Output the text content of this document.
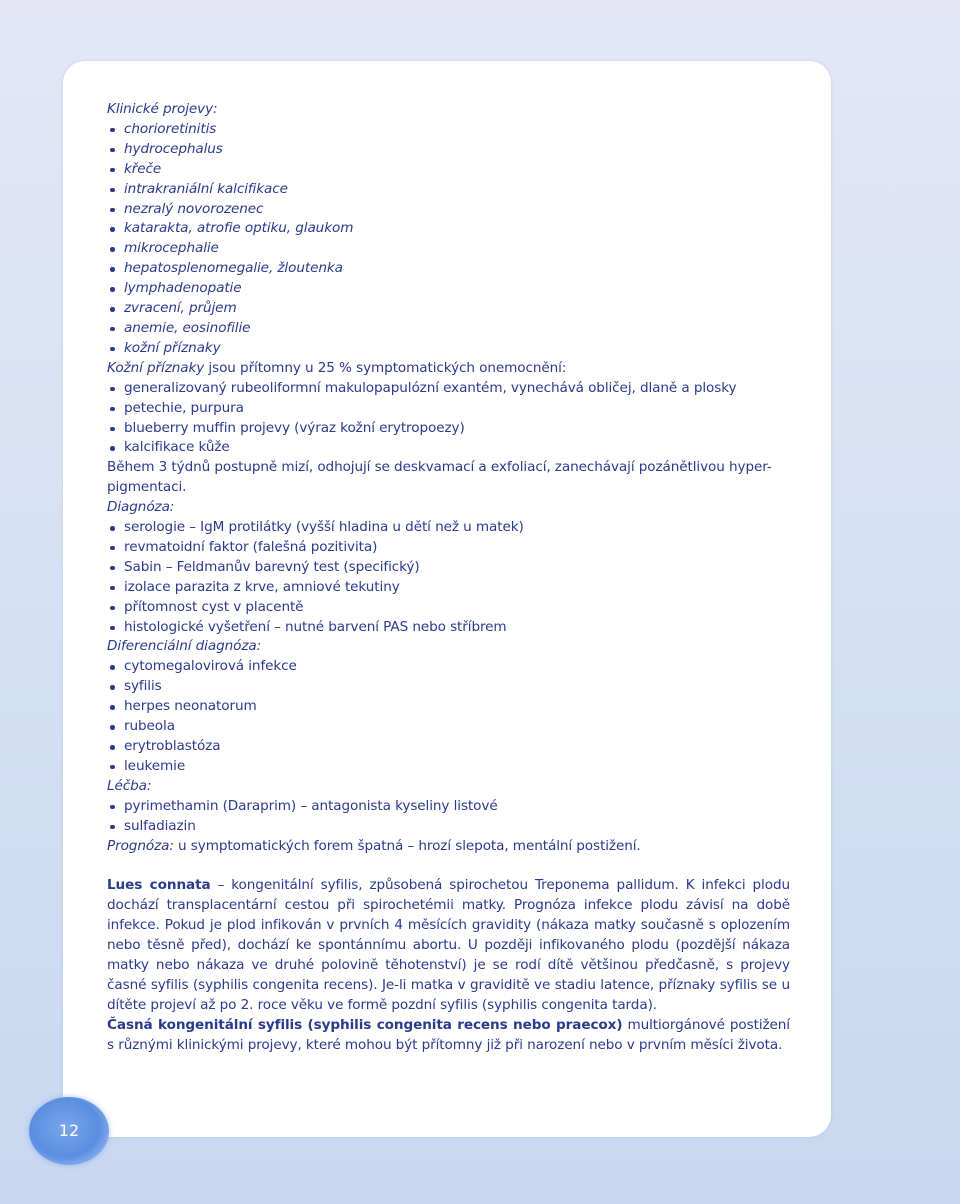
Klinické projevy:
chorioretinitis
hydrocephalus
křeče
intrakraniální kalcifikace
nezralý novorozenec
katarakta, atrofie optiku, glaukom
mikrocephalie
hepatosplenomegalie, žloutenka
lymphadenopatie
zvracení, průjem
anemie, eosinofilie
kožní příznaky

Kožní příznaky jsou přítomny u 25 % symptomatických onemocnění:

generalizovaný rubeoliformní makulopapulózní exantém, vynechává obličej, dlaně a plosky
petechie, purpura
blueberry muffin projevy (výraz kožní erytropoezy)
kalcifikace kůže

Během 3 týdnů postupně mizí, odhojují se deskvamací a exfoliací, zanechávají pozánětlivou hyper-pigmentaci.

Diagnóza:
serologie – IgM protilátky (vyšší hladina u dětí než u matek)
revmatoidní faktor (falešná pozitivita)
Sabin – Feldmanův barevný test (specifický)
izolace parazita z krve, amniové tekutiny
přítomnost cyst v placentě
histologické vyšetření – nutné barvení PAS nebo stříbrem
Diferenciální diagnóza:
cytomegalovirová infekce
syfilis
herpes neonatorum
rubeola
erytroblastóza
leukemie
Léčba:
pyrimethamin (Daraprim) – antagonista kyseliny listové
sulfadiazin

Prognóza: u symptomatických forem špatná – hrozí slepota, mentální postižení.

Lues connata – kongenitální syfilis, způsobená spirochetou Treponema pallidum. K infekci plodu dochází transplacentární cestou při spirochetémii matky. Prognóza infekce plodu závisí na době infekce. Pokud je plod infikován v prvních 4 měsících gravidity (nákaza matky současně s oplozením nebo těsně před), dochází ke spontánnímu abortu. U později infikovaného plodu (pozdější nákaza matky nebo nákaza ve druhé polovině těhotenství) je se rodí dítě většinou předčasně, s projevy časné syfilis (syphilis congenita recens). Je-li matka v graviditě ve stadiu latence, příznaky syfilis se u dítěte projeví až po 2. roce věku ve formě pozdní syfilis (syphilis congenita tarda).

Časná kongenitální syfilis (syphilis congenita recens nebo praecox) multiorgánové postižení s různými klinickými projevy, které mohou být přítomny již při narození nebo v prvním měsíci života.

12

...

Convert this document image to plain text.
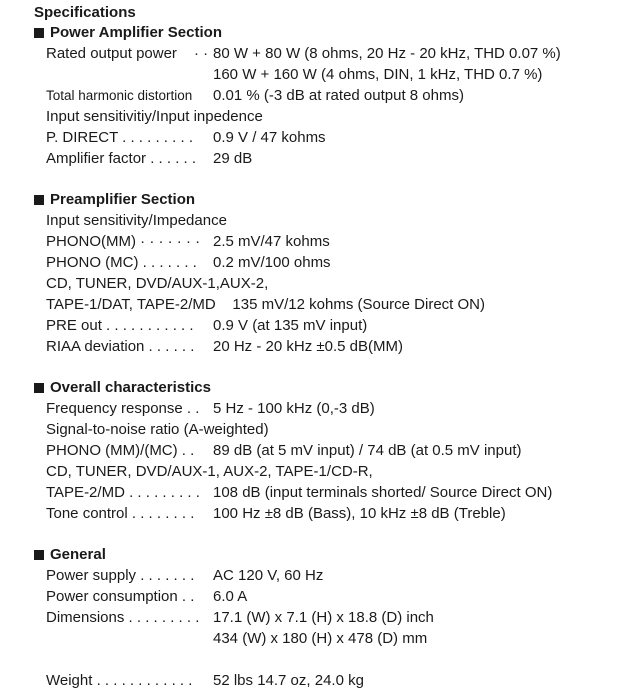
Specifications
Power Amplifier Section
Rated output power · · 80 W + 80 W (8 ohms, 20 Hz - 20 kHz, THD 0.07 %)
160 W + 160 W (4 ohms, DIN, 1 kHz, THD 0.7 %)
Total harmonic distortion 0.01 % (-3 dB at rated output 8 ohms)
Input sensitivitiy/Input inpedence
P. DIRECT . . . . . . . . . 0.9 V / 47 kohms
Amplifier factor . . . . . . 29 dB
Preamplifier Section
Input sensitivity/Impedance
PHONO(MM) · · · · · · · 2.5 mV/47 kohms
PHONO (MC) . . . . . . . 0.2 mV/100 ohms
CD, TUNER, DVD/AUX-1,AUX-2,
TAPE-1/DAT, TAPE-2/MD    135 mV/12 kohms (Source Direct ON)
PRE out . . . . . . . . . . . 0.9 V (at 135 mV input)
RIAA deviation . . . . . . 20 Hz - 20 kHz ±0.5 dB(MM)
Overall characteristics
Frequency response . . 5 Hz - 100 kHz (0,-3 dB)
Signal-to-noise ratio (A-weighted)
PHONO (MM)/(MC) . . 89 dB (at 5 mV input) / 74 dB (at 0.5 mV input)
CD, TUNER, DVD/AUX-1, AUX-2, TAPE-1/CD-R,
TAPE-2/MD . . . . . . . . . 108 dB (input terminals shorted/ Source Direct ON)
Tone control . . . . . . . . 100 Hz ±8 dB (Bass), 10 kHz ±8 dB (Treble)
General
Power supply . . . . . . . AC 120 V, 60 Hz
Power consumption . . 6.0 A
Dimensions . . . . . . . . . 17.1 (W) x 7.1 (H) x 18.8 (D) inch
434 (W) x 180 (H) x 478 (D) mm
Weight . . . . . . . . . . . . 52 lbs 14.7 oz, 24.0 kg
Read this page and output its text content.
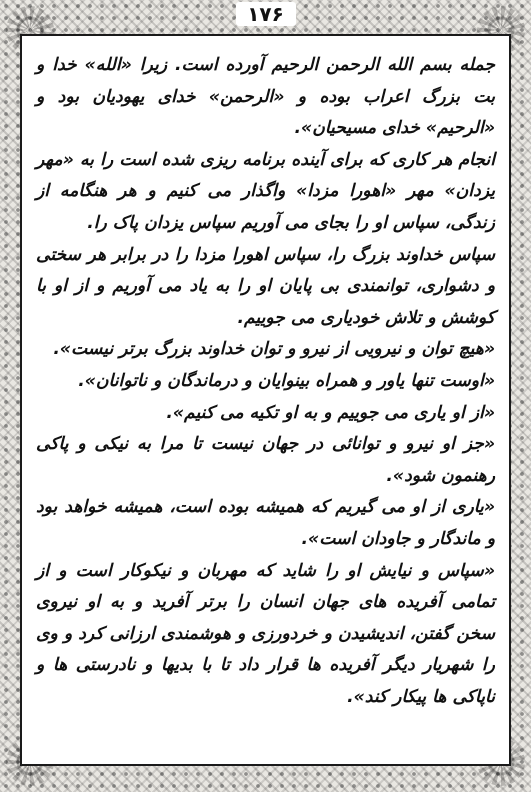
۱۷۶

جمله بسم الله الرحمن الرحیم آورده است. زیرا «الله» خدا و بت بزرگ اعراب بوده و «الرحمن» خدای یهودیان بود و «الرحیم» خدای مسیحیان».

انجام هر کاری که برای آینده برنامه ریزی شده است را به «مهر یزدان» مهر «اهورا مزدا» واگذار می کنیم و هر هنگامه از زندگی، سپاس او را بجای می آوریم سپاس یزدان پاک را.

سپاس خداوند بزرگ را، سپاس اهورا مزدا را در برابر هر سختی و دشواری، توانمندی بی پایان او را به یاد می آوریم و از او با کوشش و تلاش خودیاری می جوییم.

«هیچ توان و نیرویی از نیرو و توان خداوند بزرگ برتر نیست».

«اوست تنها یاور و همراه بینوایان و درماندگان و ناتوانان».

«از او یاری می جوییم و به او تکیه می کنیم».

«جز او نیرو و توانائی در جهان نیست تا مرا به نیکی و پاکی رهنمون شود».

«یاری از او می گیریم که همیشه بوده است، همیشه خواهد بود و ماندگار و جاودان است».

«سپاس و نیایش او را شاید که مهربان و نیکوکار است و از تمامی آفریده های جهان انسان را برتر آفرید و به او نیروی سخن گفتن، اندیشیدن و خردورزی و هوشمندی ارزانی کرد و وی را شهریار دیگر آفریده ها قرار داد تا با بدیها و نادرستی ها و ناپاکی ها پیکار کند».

--

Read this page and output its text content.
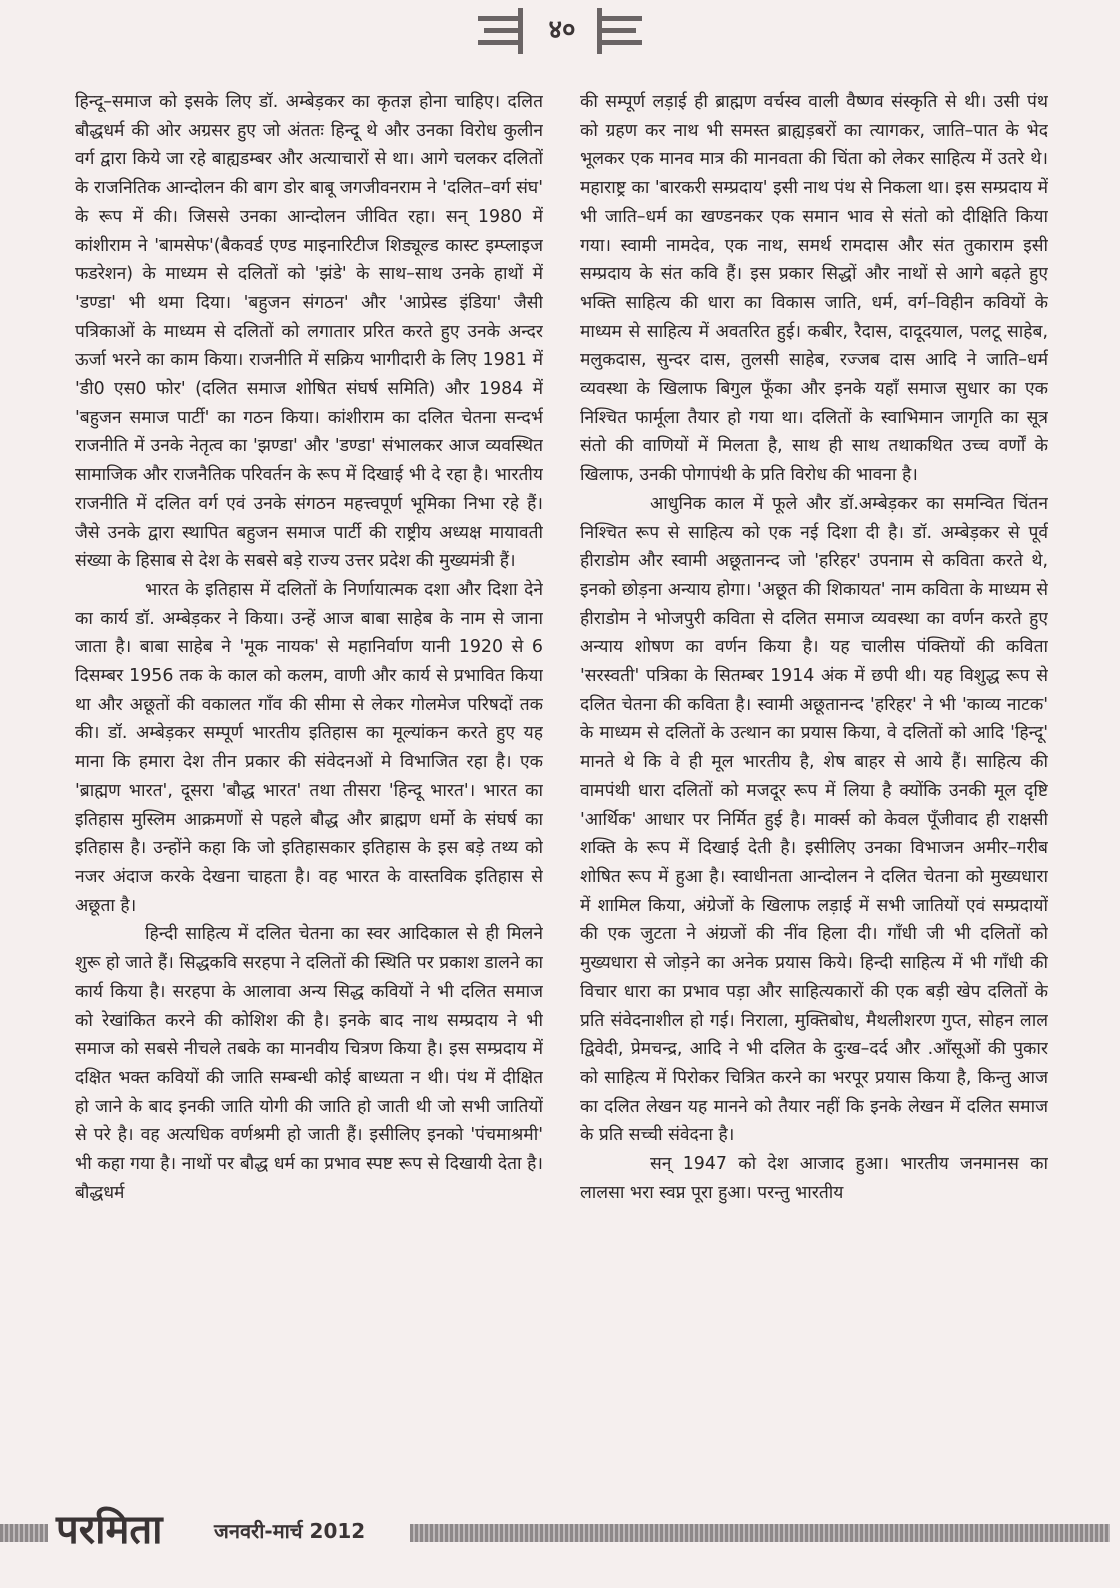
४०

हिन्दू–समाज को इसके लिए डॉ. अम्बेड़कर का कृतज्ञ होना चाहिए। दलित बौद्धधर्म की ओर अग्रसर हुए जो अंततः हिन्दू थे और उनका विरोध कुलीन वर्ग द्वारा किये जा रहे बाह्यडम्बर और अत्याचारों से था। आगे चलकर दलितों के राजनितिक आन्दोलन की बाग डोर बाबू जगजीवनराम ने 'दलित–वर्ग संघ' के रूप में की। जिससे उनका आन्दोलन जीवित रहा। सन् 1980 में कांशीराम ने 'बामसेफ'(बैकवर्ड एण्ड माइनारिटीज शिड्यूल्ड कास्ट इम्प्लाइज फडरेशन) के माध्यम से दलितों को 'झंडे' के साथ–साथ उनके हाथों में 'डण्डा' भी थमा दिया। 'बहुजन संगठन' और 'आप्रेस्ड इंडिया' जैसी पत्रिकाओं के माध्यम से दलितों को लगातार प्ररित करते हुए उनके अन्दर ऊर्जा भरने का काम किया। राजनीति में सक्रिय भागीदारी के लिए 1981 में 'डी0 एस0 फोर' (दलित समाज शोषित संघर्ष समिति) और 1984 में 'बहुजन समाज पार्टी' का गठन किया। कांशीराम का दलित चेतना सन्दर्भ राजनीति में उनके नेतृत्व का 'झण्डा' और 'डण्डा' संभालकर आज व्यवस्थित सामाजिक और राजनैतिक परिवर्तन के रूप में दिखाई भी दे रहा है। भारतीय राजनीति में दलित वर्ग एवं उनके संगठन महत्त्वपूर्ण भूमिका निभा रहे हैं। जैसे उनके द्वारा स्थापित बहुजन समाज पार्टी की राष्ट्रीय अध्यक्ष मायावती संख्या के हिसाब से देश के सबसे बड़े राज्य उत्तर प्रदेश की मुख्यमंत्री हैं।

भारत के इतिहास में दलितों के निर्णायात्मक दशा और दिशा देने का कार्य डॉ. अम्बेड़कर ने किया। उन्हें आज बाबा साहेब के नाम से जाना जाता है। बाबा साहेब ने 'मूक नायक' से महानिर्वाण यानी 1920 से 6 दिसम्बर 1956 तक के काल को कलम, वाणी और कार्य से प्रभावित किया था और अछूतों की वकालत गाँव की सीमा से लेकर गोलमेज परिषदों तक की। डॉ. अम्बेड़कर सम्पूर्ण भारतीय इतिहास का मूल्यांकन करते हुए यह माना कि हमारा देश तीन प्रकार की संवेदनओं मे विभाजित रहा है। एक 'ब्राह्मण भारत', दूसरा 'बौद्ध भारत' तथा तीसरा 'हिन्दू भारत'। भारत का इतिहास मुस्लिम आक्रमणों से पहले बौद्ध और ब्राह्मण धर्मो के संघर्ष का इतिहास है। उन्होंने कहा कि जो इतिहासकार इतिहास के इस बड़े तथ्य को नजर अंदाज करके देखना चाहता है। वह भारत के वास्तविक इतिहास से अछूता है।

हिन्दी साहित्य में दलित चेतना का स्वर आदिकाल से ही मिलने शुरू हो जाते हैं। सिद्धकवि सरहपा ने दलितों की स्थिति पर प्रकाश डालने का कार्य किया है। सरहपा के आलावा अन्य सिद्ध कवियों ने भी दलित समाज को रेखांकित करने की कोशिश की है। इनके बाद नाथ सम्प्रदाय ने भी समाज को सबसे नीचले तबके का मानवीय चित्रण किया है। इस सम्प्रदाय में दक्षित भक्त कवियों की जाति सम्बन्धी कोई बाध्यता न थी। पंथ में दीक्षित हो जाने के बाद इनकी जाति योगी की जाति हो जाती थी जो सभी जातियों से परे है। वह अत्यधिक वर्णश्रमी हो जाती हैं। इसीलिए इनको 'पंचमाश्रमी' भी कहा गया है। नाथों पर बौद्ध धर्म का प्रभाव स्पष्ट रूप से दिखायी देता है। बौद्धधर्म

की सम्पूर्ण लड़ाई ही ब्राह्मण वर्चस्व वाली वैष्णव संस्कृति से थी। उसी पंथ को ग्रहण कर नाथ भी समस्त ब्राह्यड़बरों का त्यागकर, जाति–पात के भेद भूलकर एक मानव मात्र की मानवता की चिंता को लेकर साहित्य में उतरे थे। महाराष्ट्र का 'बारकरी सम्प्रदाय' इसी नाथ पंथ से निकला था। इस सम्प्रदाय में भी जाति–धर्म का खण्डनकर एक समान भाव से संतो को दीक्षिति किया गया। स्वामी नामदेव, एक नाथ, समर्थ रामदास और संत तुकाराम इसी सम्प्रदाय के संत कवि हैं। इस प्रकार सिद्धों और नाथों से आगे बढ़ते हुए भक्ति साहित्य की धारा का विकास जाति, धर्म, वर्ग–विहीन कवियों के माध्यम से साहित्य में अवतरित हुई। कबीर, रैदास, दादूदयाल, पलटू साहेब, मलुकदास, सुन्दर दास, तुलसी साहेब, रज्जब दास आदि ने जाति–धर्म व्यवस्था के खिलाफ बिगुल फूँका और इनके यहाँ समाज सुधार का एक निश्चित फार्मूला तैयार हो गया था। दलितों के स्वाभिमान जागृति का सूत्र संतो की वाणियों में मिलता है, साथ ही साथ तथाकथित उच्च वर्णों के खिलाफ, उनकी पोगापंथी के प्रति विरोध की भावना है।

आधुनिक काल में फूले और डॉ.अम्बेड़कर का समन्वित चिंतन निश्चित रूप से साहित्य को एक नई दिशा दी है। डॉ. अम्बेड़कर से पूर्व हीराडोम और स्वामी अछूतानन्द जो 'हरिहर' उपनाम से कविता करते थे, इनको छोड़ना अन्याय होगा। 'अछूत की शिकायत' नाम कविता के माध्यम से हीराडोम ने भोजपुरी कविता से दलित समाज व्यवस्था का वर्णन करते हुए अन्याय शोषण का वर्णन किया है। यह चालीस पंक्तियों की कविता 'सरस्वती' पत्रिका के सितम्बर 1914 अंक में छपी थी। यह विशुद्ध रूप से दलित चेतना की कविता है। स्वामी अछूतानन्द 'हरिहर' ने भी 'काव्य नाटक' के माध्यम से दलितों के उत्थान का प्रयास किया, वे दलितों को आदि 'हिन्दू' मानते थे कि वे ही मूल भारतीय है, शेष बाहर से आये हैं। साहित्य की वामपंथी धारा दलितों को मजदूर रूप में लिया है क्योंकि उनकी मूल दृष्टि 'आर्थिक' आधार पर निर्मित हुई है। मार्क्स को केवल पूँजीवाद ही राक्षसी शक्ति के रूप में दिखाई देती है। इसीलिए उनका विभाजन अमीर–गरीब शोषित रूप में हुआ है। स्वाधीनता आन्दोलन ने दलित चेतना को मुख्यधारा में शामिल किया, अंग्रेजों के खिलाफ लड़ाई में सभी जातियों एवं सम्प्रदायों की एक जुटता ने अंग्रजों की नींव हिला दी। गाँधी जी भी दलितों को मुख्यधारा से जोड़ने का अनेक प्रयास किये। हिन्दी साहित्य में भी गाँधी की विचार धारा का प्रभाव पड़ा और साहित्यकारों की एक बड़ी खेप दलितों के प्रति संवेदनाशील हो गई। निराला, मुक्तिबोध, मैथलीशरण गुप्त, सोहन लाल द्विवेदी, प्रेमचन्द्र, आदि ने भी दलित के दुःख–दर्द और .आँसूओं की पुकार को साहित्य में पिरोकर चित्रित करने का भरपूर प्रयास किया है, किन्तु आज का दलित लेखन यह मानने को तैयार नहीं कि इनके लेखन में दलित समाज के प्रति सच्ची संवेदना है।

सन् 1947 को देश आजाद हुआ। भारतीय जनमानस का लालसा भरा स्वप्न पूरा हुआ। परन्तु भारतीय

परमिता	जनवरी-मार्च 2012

_Short task_
Examine the records and pull out every line where the string "kalcifikace" occurs.

_Solved problem_
intrakraniální kalcifikace
kalcifikace kůže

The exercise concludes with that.